THE INPUT

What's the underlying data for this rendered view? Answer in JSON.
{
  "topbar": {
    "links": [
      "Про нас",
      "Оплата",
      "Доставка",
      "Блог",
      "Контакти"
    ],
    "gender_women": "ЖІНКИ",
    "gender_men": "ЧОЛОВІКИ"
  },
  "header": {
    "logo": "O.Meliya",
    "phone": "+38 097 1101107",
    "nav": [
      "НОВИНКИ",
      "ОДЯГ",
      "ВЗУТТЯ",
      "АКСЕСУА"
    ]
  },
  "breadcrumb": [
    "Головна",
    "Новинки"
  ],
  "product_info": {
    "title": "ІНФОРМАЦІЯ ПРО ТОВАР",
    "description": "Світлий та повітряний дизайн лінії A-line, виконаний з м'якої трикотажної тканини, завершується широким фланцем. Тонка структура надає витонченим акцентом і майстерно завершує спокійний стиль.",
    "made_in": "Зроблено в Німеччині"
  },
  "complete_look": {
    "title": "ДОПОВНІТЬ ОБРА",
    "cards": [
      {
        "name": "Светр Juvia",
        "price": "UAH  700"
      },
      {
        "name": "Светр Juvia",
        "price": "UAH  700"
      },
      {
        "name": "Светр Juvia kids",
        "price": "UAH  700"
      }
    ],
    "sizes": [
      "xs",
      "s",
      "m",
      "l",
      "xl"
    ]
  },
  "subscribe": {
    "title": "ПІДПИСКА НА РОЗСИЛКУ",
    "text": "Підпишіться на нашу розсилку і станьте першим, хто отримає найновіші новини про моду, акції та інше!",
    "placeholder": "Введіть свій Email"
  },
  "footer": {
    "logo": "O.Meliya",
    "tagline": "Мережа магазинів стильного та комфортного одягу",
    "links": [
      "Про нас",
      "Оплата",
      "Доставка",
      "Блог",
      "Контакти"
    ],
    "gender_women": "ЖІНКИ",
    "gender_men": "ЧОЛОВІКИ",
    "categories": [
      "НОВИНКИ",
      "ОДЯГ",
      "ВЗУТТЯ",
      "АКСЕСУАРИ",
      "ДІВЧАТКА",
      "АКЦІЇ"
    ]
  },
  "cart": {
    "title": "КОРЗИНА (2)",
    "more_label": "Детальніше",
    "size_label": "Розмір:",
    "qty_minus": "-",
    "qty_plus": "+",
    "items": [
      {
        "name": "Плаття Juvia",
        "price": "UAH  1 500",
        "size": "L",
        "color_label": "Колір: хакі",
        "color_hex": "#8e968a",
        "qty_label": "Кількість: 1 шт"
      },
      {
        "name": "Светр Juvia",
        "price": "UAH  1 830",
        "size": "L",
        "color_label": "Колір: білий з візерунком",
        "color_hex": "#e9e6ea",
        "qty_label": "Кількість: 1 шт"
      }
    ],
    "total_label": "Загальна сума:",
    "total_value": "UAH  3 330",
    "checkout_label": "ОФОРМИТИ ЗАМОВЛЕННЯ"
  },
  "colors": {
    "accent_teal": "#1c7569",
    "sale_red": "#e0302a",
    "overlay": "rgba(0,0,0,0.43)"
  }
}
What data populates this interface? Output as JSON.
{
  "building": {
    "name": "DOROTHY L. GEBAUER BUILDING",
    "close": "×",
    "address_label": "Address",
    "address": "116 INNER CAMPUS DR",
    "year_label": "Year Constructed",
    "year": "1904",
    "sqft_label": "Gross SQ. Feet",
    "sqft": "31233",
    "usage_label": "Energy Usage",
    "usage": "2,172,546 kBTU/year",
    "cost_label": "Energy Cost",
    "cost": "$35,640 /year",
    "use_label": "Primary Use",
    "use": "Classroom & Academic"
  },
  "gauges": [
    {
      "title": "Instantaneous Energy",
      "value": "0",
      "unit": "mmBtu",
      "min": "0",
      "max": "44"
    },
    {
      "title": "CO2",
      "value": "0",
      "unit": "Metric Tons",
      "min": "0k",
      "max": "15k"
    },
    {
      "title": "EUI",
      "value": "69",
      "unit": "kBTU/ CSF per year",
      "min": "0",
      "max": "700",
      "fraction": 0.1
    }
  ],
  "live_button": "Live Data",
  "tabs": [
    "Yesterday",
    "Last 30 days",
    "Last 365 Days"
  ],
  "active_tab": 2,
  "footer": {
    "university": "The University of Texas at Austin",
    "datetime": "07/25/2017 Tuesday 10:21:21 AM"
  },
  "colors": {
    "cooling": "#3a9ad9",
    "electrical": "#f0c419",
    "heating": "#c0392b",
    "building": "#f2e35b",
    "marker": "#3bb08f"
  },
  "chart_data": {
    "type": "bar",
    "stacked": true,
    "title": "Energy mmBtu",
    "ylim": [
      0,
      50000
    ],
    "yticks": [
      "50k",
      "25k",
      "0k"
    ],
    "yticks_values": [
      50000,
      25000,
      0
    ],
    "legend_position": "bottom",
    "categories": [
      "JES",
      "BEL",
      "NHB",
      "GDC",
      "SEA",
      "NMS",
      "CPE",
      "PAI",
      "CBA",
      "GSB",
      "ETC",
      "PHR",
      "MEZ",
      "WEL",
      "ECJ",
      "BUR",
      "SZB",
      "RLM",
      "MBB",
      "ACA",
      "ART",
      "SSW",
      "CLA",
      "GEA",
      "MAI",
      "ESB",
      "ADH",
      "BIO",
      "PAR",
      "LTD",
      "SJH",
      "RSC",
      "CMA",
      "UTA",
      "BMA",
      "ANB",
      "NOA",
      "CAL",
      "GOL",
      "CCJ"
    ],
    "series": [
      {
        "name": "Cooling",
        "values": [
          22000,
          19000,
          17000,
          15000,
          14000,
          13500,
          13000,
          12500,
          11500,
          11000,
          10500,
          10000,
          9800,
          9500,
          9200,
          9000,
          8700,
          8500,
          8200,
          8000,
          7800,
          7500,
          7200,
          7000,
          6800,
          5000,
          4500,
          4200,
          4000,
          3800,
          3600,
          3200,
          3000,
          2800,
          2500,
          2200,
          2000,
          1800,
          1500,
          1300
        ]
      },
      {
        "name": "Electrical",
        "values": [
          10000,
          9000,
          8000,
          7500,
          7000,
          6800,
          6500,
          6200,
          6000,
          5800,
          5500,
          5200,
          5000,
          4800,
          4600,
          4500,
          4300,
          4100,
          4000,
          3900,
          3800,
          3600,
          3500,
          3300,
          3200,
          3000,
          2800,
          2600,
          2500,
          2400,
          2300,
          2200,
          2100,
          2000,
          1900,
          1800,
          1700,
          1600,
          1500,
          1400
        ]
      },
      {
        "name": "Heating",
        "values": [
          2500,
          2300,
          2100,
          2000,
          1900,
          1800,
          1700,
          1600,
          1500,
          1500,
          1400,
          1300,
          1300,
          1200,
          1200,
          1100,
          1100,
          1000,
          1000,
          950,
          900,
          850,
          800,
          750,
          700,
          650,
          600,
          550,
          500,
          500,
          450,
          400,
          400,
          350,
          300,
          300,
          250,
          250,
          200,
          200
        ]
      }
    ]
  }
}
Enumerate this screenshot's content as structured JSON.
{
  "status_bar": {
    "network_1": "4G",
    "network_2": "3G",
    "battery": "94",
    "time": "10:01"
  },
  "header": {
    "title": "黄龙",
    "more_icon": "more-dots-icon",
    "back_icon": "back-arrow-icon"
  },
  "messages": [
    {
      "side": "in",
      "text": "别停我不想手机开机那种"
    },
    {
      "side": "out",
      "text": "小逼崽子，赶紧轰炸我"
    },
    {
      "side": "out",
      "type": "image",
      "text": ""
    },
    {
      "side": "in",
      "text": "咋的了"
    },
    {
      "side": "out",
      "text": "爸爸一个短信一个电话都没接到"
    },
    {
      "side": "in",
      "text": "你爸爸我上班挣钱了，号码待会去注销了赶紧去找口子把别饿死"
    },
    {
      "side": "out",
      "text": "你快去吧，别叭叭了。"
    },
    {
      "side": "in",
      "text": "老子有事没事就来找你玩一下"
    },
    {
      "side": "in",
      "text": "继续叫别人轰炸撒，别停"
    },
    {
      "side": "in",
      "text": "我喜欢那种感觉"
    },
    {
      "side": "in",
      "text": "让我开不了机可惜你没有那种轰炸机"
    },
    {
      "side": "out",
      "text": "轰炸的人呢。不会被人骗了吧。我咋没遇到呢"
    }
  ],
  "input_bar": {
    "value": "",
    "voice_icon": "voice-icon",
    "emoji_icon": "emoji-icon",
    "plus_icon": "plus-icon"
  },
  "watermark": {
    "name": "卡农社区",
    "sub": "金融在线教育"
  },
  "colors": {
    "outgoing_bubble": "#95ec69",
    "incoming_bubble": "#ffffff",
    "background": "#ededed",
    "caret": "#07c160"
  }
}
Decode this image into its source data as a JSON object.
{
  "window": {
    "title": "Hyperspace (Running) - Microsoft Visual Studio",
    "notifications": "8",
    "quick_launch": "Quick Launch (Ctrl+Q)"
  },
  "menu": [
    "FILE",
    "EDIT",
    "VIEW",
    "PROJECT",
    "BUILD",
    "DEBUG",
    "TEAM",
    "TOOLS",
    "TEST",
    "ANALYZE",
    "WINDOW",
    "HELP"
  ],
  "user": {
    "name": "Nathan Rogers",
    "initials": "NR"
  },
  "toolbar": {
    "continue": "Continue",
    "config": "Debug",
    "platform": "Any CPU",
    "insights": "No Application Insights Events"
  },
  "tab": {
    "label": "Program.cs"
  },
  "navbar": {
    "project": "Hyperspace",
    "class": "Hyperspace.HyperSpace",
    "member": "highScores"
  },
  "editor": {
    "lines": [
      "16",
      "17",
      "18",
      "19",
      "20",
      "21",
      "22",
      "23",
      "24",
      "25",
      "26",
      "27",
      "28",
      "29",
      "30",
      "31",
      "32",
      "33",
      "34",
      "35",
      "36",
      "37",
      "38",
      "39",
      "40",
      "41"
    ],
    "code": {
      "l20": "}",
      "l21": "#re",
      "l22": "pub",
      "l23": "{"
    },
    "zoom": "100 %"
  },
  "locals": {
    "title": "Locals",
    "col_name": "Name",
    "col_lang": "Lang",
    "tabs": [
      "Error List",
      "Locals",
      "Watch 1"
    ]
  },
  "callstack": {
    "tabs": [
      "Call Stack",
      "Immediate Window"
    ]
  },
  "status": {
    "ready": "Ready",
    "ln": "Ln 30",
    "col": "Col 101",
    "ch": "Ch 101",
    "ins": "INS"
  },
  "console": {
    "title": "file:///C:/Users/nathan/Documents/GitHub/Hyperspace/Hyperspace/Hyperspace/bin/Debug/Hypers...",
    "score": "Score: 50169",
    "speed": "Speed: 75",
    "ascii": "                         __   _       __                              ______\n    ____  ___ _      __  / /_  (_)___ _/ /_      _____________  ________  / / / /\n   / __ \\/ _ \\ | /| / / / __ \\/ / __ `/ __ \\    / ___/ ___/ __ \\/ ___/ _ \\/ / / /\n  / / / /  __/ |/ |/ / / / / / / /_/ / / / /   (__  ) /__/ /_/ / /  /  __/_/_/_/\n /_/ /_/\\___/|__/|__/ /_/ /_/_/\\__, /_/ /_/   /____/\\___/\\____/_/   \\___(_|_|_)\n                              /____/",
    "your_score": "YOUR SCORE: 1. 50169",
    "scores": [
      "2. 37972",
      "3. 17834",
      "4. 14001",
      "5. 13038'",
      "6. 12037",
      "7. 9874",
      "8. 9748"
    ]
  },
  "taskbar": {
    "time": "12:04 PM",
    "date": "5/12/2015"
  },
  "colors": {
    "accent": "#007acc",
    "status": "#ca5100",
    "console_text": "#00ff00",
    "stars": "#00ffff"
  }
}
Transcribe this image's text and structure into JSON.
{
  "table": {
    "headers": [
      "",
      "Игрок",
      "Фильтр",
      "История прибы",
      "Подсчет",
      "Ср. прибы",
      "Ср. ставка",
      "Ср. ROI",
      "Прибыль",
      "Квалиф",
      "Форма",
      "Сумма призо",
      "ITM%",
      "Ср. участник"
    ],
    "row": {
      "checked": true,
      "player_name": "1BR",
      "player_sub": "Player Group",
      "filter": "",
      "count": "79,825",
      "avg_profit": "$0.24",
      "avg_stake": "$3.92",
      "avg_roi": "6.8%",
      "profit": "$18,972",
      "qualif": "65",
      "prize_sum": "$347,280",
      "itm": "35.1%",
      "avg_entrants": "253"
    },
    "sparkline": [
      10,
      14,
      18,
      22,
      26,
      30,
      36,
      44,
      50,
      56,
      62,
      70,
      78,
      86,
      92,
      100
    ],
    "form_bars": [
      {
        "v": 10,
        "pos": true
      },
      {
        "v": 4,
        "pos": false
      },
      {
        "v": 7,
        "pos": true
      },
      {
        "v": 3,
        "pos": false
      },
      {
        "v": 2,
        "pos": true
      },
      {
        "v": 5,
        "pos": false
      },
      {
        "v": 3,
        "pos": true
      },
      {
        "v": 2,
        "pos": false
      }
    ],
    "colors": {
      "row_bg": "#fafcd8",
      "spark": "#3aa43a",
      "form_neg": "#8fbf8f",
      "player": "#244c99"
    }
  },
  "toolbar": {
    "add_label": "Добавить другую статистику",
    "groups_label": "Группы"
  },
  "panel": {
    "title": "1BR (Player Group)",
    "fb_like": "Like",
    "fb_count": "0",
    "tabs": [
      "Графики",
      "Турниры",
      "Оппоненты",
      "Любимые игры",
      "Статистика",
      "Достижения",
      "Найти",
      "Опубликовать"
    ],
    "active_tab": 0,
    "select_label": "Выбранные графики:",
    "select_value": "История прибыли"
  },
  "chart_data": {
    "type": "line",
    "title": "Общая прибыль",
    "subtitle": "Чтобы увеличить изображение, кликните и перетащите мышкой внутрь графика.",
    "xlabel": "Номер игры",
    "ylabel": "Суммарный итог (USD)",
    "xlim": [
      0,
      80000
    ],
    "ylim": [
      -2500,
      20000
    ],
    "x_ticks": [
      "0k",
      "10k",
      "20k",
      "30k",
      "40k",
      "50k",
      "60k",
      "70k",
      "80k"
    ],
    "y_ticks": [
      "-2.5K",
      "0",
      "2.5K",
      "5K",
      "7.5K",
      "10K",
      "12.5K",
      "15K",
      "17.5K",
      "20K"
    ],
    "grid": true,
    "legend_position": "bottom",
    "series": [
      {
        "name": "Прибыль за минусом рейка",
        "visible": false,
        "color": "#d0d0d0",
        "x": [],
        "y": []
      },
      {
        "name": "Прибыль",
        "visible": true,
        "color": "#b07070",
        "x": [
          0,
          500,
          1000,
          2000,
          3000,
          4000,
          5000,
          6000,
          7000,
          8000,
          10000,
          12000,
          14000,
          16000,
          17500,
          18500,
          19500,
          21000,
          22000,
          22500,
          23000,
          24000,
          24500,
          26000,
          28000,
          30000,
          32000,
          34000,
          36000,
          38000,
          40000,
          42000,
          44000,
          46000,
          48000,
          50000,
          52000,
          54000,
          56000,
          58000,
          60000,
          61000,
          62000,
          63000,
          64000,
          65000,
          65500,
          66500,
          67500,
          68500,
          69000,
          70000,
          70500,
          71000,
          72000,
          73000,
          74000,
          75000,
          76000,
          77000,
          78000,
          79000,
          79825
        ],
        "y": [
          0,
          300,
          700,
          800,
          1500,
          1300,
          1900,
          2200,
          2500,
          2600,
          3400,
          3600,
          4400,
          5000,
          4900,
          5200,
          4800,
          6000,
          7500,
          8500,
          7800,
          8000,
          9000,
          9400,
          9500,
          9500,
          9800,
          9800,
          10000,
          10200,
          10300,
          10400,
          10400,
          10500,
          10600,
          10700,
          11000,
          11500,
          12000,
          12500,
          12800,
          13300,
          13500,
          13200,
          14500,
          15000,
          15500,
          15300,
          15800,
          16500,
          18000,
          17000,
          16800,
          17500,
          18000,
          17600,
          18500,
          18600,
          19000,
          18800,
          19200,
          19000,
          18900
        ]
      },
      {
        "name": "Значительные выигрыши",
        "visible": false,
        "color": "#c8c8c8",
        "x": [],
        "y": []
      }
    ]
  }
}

WRITTEN PROBLEM
Pick out each line that holds the string "История".

ANSWER IN FULL
      "История прибы",
    "select_value": "История прибыли"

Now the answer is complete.